## Exercise
Which lines contain the word "工程暨城乡融合发展示范项目"? Return each of them as written.

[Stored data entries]

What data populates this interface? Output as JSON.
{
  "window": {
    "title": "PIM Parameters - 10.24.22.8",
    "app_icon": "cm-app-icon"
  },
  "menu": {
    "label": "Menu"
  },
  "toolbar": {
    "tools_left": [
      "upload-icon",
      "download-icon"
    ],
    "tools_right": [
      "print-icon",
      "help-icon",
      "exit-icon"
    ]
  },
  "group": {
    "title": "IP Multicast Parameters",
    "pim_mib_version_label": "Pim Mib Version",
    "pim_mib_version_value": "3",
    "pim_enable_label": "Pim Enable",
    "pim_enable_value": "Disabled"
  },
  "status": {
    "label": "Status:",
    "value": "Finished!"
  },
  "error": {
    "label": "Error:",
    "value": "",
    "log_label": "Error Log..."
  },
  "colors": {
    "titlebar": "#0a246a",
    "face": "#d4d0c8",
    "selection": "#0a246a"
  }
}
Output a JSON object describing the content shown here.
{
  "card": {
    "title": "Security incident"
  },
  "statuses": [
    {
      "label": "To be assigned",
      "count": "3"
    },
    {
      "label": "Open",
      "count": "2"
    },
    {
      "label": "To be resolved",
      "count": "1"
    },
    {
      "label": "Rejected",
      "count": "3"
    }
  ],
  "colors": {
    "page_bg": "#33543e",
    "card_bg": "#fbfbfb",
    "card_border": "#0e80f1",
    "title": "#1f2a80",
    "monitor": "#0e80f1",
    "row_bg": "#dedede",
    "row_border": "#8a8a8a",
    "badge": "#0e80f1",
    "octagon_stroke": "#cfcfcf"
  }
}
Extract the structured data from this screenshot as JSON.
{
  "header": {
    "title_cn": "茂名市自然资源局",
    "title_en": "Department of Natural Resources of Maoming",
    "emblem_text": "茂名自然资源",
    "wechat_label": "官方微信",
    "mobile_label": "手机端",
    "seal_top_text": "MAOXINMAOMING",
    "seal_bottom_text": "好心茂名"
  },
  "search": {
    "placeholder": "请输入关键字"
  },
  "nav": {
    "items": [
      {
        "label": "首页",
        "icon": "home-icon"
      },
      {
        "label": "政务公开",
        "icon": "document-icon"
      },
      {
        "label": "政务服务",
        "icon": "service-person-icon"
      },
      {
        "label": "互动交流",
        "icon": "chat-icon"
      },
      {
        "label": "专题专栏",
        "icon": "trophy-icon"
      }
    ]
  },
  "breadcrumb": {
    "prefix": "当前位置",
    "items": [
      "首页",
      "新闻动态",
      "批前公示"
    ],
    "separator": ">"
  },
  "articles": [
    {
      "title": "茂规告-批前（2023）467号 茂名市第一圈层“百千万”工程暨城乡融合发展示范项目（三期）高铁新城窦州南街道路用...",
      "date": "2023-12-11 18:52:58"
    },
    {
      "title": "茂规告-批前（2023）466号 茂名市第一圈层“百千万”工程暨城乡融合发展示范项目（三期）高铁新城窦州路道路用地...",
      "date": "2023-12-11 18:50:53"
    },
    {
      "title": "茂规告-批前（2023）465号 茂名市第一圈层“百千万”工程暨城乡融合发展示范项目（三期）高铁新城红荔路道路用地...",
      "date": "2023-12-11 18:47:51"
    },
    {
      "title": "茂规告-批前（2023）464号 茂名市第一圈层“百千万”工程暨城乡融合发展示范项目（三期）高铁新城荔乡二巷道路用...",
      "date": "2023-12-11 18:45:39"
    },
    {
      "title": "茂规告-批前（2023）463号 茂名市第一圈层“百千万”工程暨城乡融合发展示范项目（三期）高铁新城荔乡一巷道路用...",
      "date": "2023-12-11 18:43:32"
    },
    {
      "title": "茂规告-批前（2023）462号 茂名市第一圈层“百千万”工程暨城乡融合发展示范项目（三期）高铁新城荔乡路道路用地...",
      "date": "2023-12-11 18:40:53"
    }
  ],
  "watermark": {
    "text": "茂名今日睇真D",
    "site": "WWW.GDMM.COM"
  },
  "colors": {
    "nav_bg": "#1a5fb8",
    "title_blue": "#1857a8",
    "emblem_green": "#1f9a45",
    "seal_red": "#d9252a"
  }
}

## Exercise response
      "title": "茂规告-批前（2023）467号 茂名市第一圈层“百千万”工程暨城乡融合发展示范项目（三期）高铁新城窦州南街道路用...",
      "title": "茂规告-批前（2023）466号 茂名市第一圈层“百千万”工程暨城乡融合发展示范项目（三期）高铁新城窦州路道路用地...",
      "title": "茂规告-批前（2023）465号 茂名市第一圈层“百千万”工程暨城乡融合发展示范项目（三期）高铁新城红荔路道路用地...",
      "title": "茂规告-批前（2023）464号 茂名市第一圈层“百千万”工程暨城乡融合发展示范项目（三期）高铁新城荔乡二巷道路用...",
      "title": "茂规告-批前（2023）463号 茂名市第一圈层“百千万”工程暨城乡融合发展示范项目（三期）高铁新城荔乡一巷道路用...",
      "title": "茂规告-批前（2023）462号 茂名市第一圈层“百千万”工程暨城乡融合发展示范项目（三期）高铁新城荔乡路道路用地...",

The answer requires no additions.